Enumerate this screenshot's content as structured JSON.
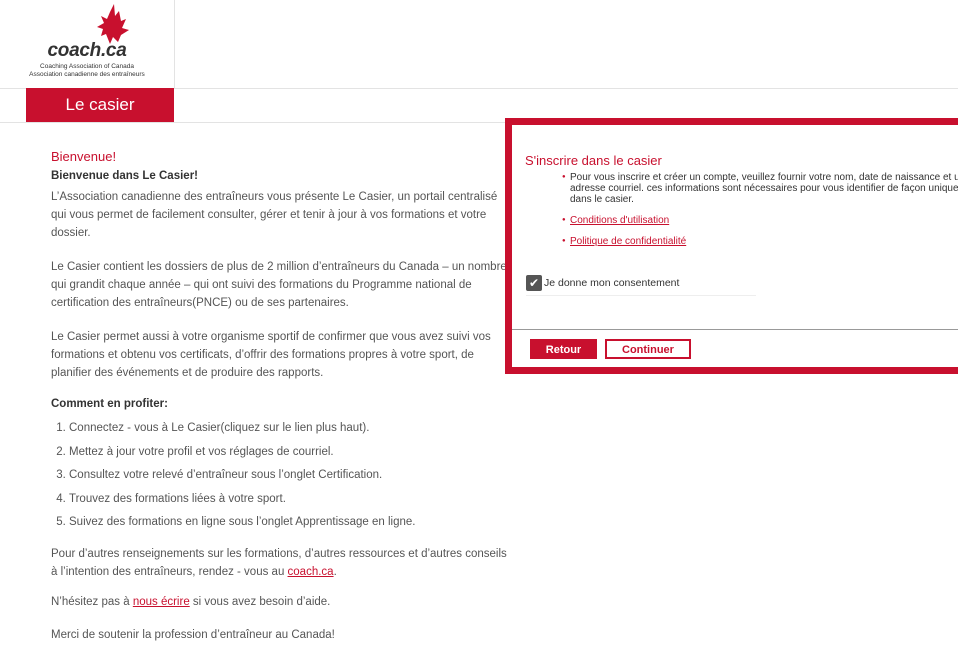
{
  "header": {
    "logo_word": "coach.ca",
    "logo_sub1": "Coaching Association of Canada",
    "logo_sub2": "Association canadienne des entraîneurs",
    "logo_icon": "maple-leaf-icon",
    "tab_label": "Le casier"
  },
  "main": {
    "welcome_title": "Bienvenue!",
    "welcome_subtitle": "Bienvenue dans Le Casier!",
    "para1": "L’Association canadienne des entraîneurs vous présente Le Casier, un portail centralisé qui vous permet de facilement consulter, gérer et tenir à jour à vos formations et votre dossier.",
    "para2": "Le Casier contient les dossiers de plus de 2 million d’entraîneurs du Canada – un nombre qui grandit chaque année – qui ont suivi des formations du Programme national de certification des entraîneurs(PNCE) ou de ses partenaires.",
    "para3": "Le Casier permet aussi à votre organisme sportif de confirmer que vous avez suivi vos formations et obtenu vos certificats, d’offrir des formations propres à votre sport, de planifier des événements et de produire des rapports.",
    "howto_title": "Comment en profiter:",
    "steps": [
      "Connectez - vous à Le Casier(cliquez sur le lien plus haut).",
      "Mettez à jour votre profil et vos réglages de courriel.",
      "Consultez votre relevé d’entraîneur sous l’onglet Certification.",
      "Trouvez des formations liées à votre sport.",
      "Suivez des formations en ligne sous l’onglet Apprentissage en ligne."
    ],
    "para4_before": "Pour d’autres renseignements sur les formations, d’autres ressources et d’autres conseils à l’intention des entraîneurs, rendez - vous au ",
    "para4_link": "coach.ca",
    "para4_after": ".",
    "para5_before": "N’hésitez pas à ",
    "para5_link": "nous écrire",
    "para5_after": " si vous avez besoin d’aide.",
    "para6": "Merci de soutenir la profession d’entraîneur au Canada!"
  },
  "panel": {
    "title": "S'inscrire dans le casier",
    "info": "Pour vous inscrire et créer un compte, veuillez fournir votre nom, date de naissance et une adresse courriel. ces informations sont nécessaires pour vous identifier de façon unique dans le casier.",
    "terms_link": "Conditions d'utilisation",
    "privacy_link": "Politique de confidentialité",
    "consent_label": "Je donne mon consentement",
    "consent_checked": true,
    "back_label": "Retour",
    "continue_label": "Continuer"
  },
  "colors": {
    "accent": "#c8102e",
    "text": "#555555",
    "dark_text": "#333333"
  }
}
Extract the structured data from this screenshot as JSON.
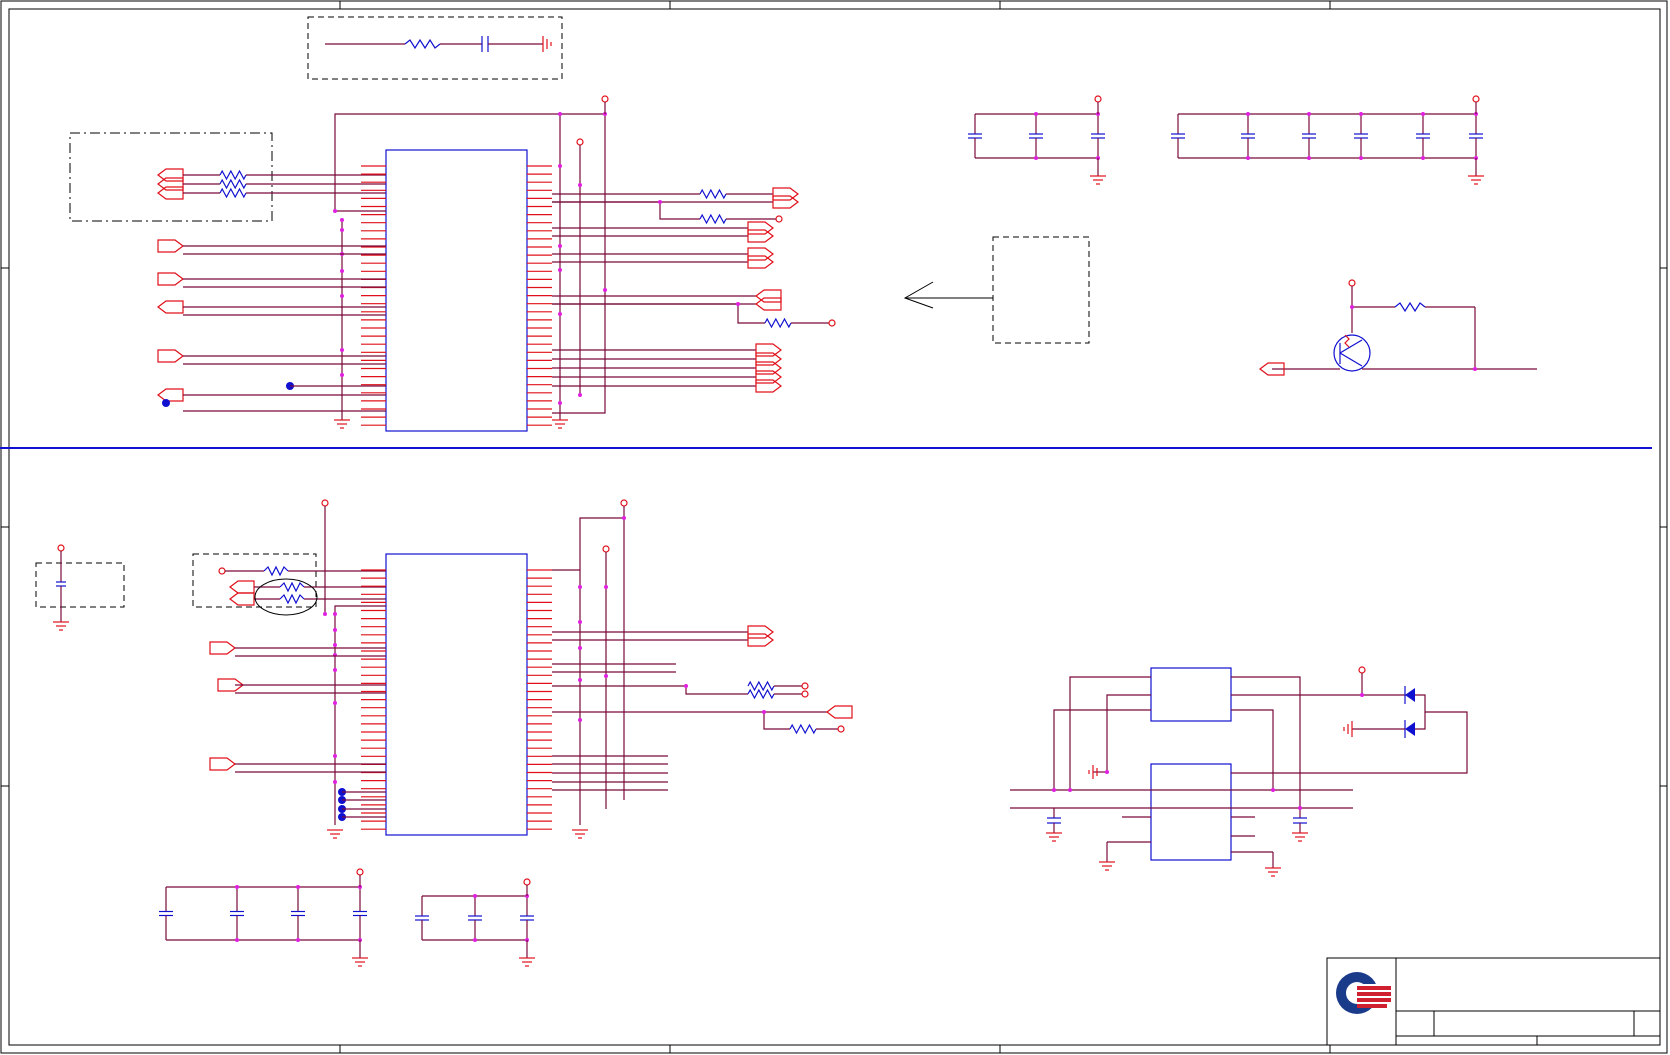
{
  "colors": {
    "wire": "#7a0a3a",
    "component": "#e0101a",
    "ic_body": "#1010d0",
    "junction": "#e020e0",
    "separator": "#1010d0",
    "frame": "#000000",
    "logo_blue": "#1a3a8a",
    "logo_red": "#d02030"
  },
  "sheet": {
    "border": "schematic-frame",
    "zones": "unlabeled"
  },
  "title_block": {
    "logo": "company-logo-icon",
    "title": "",
    "rev": "",
    "sheet_no": ""
  }
}
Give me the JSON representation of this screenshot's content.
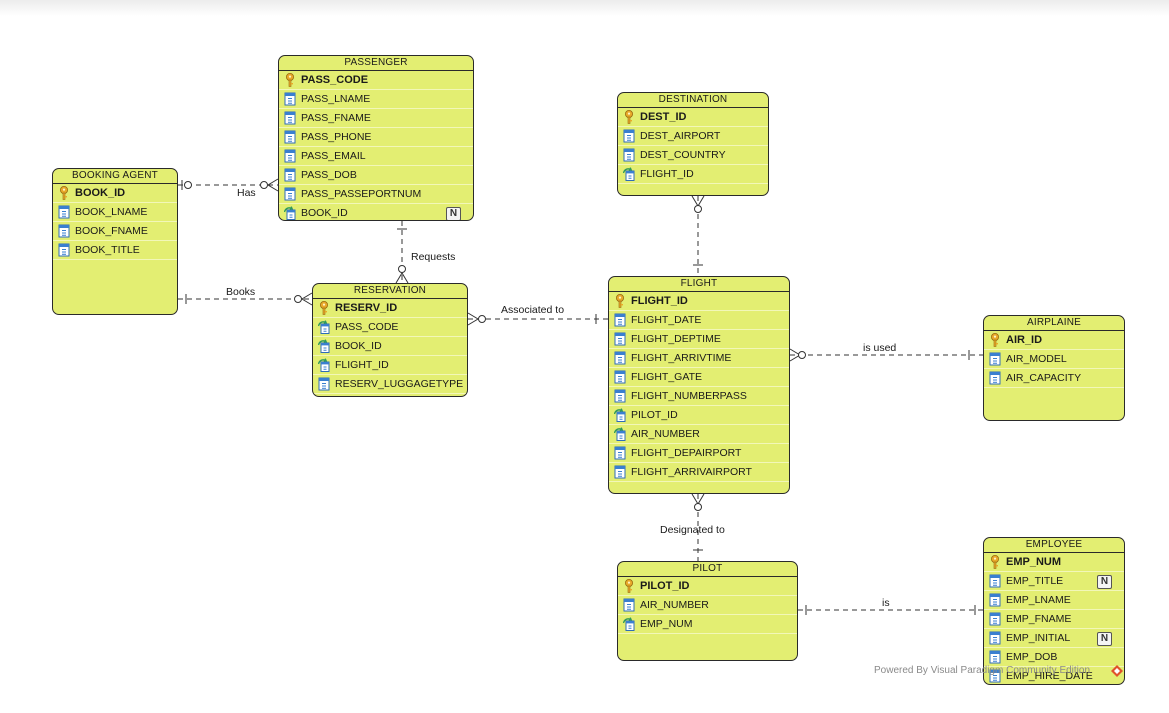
{
  "entities": {
    "passenger": {
      "name": "PASSENGER",
      "attrs": [
        {
          "name": "PASS_CODE",
          "kind": "pk"
        },
        {
          "name": "PASS_LNAME",
          "kind": "col"
        },
        {
          "name": "PASS_FNAME",
          "kind": "col"
        },
        {
          "name": "PASS_PHONE",
          "kind": "col"
        },
        {
          "name": "PASS_EMAIL",
          "kind": "col"
        },
        {
          "name": "PASS_DOB",
          "kind": "col"
        },
        {
          "name": "PASS_PASSEPORTNUM",
          "kind": "col"
        },
        {
          "name": "BOOK_ID",
          "kind": "fk",
          "nullable": "N"
        }
      ]
    },
    "booking_agent": {
      "name": "BOOKING AGENT",
      "attrs": [
        {
          "name": "BOOK_ID",
          "kind": "pk"
        },
        {
          "name": "BOOK_LNAME",
          "kind": "col"
        },
        {
          "name": "BOOK_FNAME",
          "kind": "col"
        },
        {
          "name": "BOOK_TITLE",
          "kind": "col"
        }
      ]
    },
    "reservation": {
      "name": "RESERVATION",
      "attrs": [
        {
          "name": "RESERV_ID",
          "kind": "pk"
        },
        {
          "name": "PASS_CODE",
          "kind": "fk"
        },
        {
          "name": "BOOK_ID",
          "kind": "fk"
        },
        {
          "name": "FLIGHT_ID",
          "kind": "fk"
        },
        {
          "name": "RESERV_LUGGAGETYPE",
          "kind": "col"
        }
      ]
    },
    "destination": {
      "name": "DESTINATION",
      "attrs": [
        {
          "name": "DEST_ID",
          "kind": "pk"
        },
        {
          "name": "DEST_AIRPORT",
          "kind": "col"
        },
        {
          "name": "DEST_COUNTRY",
          "kind": "col"
        },
        {
          "name": "FLIGHT_ID",
          "kind": "fk"
        }
      ]
    },
    "flight": {
      "name": "FLIGHT",
      "attrs": [
        {
          "name": "FLIGHT_ID",
          "kind": "pk"
        },
        {
          "name": "FLIGHT_DATE",
          "kind": "col"
        },
        {
          "name": "FLIGHT_DEPTIME",
          "kind": "col"
        },
        {
          "name": "FLIGHT_ARRIVTIME",
          "kind": "col"
        },
        {
          "name": "FLIGHT_GATE",
          "kind": "col"
        },
        {
          "name": "FLIGHT_NUMBERPASS",
          "kind": "col"
        },
        {
          "name": "PILOT_ID",
          "kind": "fk"
        },
        {
          "name": "AIR_NUMBER",
          "kind": "fk"
        },
        {
          "name": "FLIGHT_DEPAIRPORT",
          "kind": "col"
        },
        {
          "name": "FLIGHT_ARRIVAIRPORT",
          "kind": "col"
        }
      ]
    },
    "airplaine": {
      "name": "AIRPLAINE",
      "attrs": [
        {
          "name": "AIR_ID",
          "kind": "pk"
        },
        {
          "name": "AIR_MODEL",
          "kind": "col"
        },
        {
          "name": "AIR_CAPACITY",
          "kind": "col"
        }
      ]
    },
    "pilot": {
      "name": "PILOT",
      "attrs": [
        {
          "name": "PILOT_ID",
          "kind": "pk"
        },
        {
          "name": "AIR_NUMBER",
          "kind": "col"
        },
        {
          "name": "EMP_NUM",
          "kind": "fk"
        }
      ]
    },
    "employee": {
      "name": "EMPLOYEE",
      "attrs": [
        {
          "name": "EMP_NUM",
          "kind": "pk"
        },
        {
          "name": "EMP_TITLE",
          "kind": "col",
          "nullable": "N"
        },
        {
          "name": "EMP_LNAME",
          "kind": "col"
        },
        {
          "name": "EMP_FNAME",
          "kind": "col"
        },
        {
          "name": "EMP_INITIAL",
          "kind": "col",
          "nullable": "N"
        },
        {
          "name": "EMP_DOB",
          "kind": "col"
        },
        {
          "name": "EMP_HIRE_DATE",
          "kind": "col"
        }
      ]
    }
  },
  "relationships": {
    "has": "Has",
    "books": "Books",
    "requests": "Requests",
    "associated_to": "Associated to",
    "is_used": "is used",
    "designated_to": "Designated to",
    "is": "is"
  },
  "footer": "Powered By Visual Paradigm Community Edition",
  "colors": {
    "entity_fill": "#e3ee72",
    "border": "#2a2a2a",
    "key": "#e8a92a",
    "column_icon": "#3a7fd0",
    "fk_arrow": "#2f9a5a"
  }
}
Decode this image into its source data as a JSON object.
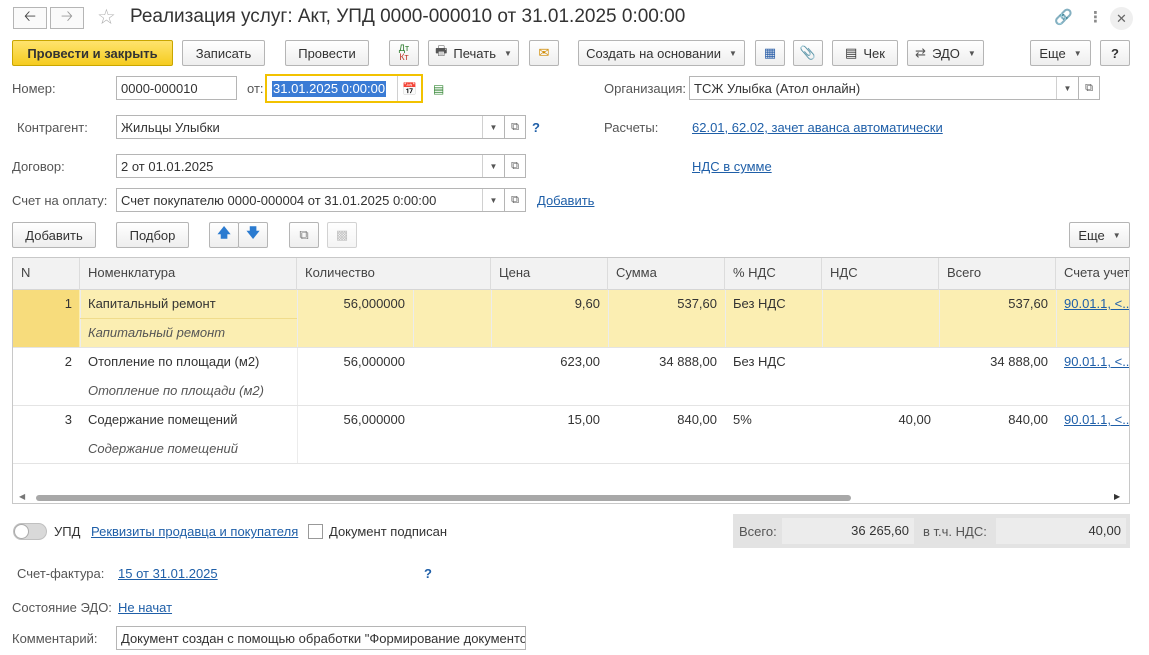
*-*-*
- **REQUIRED WORK**: Reproduce each record from above exactly; pictures do not belong in the copy.

- **EXERCISE SOLUTION**:
Enumerate this screenshot's content as structured JSON.
{
  "header": {
    "logo_word": "coach.ca",
    "logo_sub1": "Coaching Association of Canada",
    "logo_sub2": "Association canadienne des entraîneurs",
    "logo_icon": "maple-leaf-icon",
    "tab_label": "Le casier"
  },
  "main": {
    "welcome_title": "Bienvenue!",
    "welcome_subtitle": "Bienvenue dans Le Casier!",
    "para1": "L’Association canadienne des entraîneurs vous présente Le Casier, un portail centralisé qui vous permet de facilement consulter, gérer et tenir à jour à vos formations et votre dossier.",
    "para2": "Le Casier contient les dossiers de plus de 2 million d’entraîneurs du Canada – un nombre qui grandit chaque année – qui ont suivi des formations du Programme national de certification des entraîneurs(PNCE) ou de ses partenaires.",
    "para3": "Le Casier permet aussi à votre organisme sportif de confirmer que vous avez suivi vos formations et obtenu vos certificats, d’offrir des formations propres à votre sport, de planifier des événements et de produire des rapports.",
    "howto_title": "Comment en profiter:",
    "steps": [
      "Connectez - vous à Le Casier(cliquez sur le lien plus haut).",
      "Mettez à jour votre profil et vos réglages de courriel.",
      "Consultez votre relevé d’entraîneur sous l’onglet Certification.",
      "Trouvez des formations liées à votre sport.",
      "Suivez des formations en ligne sous l’onglet Apprentissage en ligne."
    ],
    "para4_before": "Pour d’autres renseignements sur les formations, d’autres ressources et d’autres conseils à l’intention des entraîneurs, rendez - vous au ",
    "para4_link": "coach.ca",
    "para4_after": ".",
    "para5_before": "N’hésitez pas à ",
    "para5_link": "nous écrire",
    "para5_after": " si vous avez besoin d’aide.",
    "para6": "Merci de soutenir la profession d’entraîneur au Canada!"
  },
  "panel": {
    "title": "S'inscrire dans le casier",
    "info": "Pour vous inscrire et créer un compte, veuillez fournir votre nom, date de naissance et une adresse courriel. ces informations sont nécessaires pour vous identifier de façon unique dans le casier.",
    "terms_link": "Conditions d'utilisation",
    "privacy_link": "Politique de confidentialité",
    "consent_label": "Je donne mon consentement",
    "consent_checked": true,
    "back_label": "Retour",
    "continue_label": "Continuer"
  },
  "colors": {
    "accent": "#c8102e",
    "text": "#555555",
    "dark_text": "#333333"
  }
}
Extract the structured data from this screenshot as JSON.
{
  "colors": {
    "wire": "#7a0a3a",
    "component": "#e0101a",
    "ic_body": "#1010d0",
    "junction": "#e020e0",
    "separator": "#1010d0",
    "frame": "#000000",
    "logo_blue": "#1a3a8a",
    "logo_red": "#d02030"
  },
  "sheet": {
    "border": "schematic-frame",
    "zones": "unlabeled"
  },
  "title_block": {
    "logo": "company-logo-icon",
    "title": "",
    "rev": "",
    "sheet_no": ""
  }
}
Give me the JSON representation of this screenshot's content.
{
  "entities": {
    "passenger": {
      "name": "PASSENGER",
      "attrs": [
        {
          "name": "PASS_CODE",
          "kind": "pk"
        },
        {
          "name": "PASS_LNAME",
          "kind": "col"
        },
        {
          "name": "PASS_FNAME",
          "kind": "col"
        },
        {
          "name": "PASS_PHONE",
          "kind": "col"
        },
        {
          "name": "PASS_EMAIL",
          "kind": "col"
        },
        {
          "name": "PASS_DOB",
          "kind": "col"
        },
        {
          "name": "PASS_PASSEPORTNUM",
          "kind": "col"
        },
        {
          "name": "BOOK_ID",
          "kind": "fk",
          "nullable": "N"
        }
      ]
    },
    "booking_agent": {
      "name": "BOOKING AGENT",
      "attrs": [
        {
          "name": "BOOK_ID",
          "kind": "pk"
        },
        {
          "name": "BOOK_LNAME",
          "kind": "col"
        },
        {
          "name": "BOOK_FNAME",
          "kind": "col"
        },
        {
          "name": "BOOK_TITLE",
          "kind": "col"
        }
      ]
    },
    "reservation": {
      "name": "RESERVATION",
      "attrs": [
        {
          "name": "RESERV_ID",
          "kind": "pk"
        },
        {
          "name": "PASS_CODE",
          "kind": "fk"
        },
        {
          "name": "BOOK_ID",
          "kind": "fk"
        },
        {
          "name": "FLIGHT_ID",
          "kind": "fk"
        },
        {
          "name": "RESERV_LUGGAGETYPE",
          "kind": "col"
        }
      ]
    },
    "destination": {
      "name": "DESTINATION",
      "attrs": [
        {
          "name": "DEST_ID",
          "kind": "pk"
        },
        {
          "name": "DEST_AIRPORT",
          "kind": "col"
        },
        {
          "name": "DEST_COUNTRY",
          "kind": "col"
        },
        {
          "name": "FLIGHT_ID",
          "kind": "fk"
        }
      ]
    },
    "flight": {
      "name": "FLIGHT",
      "attrs": [
        {
          "name": "FLIGHT_ID",
          "kind": "pk"
        },
        {
          "name": "FLIGHT_DATE",
          "kind": "col"
        },
        {
          "name": "FLIGHT_DEPTIME",
          "kind": "col"
        },
        {
          "name": "FLIGHT_ARRIVTIME",
          "kind": "col"
        },
        {
          "name": "FLIGHT_GATE",
          "kind": "col"
        },
        {
          "name": "FLIGHT_NUMBERPASS",
          "kind": "col"
        },
        {
          "name": "PILOT_ID",
          "kind": "fk"
        },
        {
          "name": "AIR_NUMBER",
          "kind": "fk"
        },
        {
          "name": "FLIGHT_DEPAIRPORT",
          "kind": "col"
        },
        {
          "name": "FLIGHT_ARRIVAIRPORT",
          "kind": "col"
        }
      ]
    },
    "airplaine": {
      "name": "AIRPLAINE",
      "attrs": [
        {
          "name": "AIR_ID",
          "kind": "pk"
        },
        {
          "name": "AIR_MODEL",
          "kind": "col"
        },
        {
          "name": "AIR_CAPACITY",
          "kind": "col"
        }
      ]
    },
    "pilot": {
      "name": "PILOT",
      "attrs": [
        {
          "name": "PILOT_ID",
          "kind": "pk"
        },
        {
          "name": "AIR_NUMBER",
          "kind": "col"
        },
        {
          "name": "EMP_NUM",
          "kind": "fk"
        }
      ]
    },
    "employee": {
      "name": "EMPLOYEE",
      "attrs": [
        {
          "name": "EMP_NUM",
          "kind": "pk"
        },
        {
          "name": "EMP_TITLE",
          "kind": "col",
          "nullable": "N"
        },
        {
          "name": "EMP_LNAME",
          "kind": "col"
        },
        {
          "name": "EMP_FNAME",
          "kind": "col"
        },
        {
          "name": "EMP_INITIAL",
          "kind": "col",
          "nullable": "N"
        },
        {
          "name": "EMP_DOB",
          "kind": "col"
        },
        {
          "name": "EMP_HIRE_DATE",
          "kind": "col"
        }
      ]
    }
  },
  "relationships": {
    "has": "Has",
    "books": "Books",
    "requests": "Requests",
    "associated_to": "Associated to",
    "is_used": "is used",
    "designated_to": "Designated to",
    "is": "is"
  },
  "footer": "Powered By Visual Paradigm Community Edition",
  "colors": {
    "entity_fill": "#e3ee72",
    "border": "#2a2a2a",
    "key": "#e8a92a",
    "column_icon": "#3a7fd0",
    "fk_arrow": "#2f9a5a"
  }
}
Decode this image into its source data as a JSON object.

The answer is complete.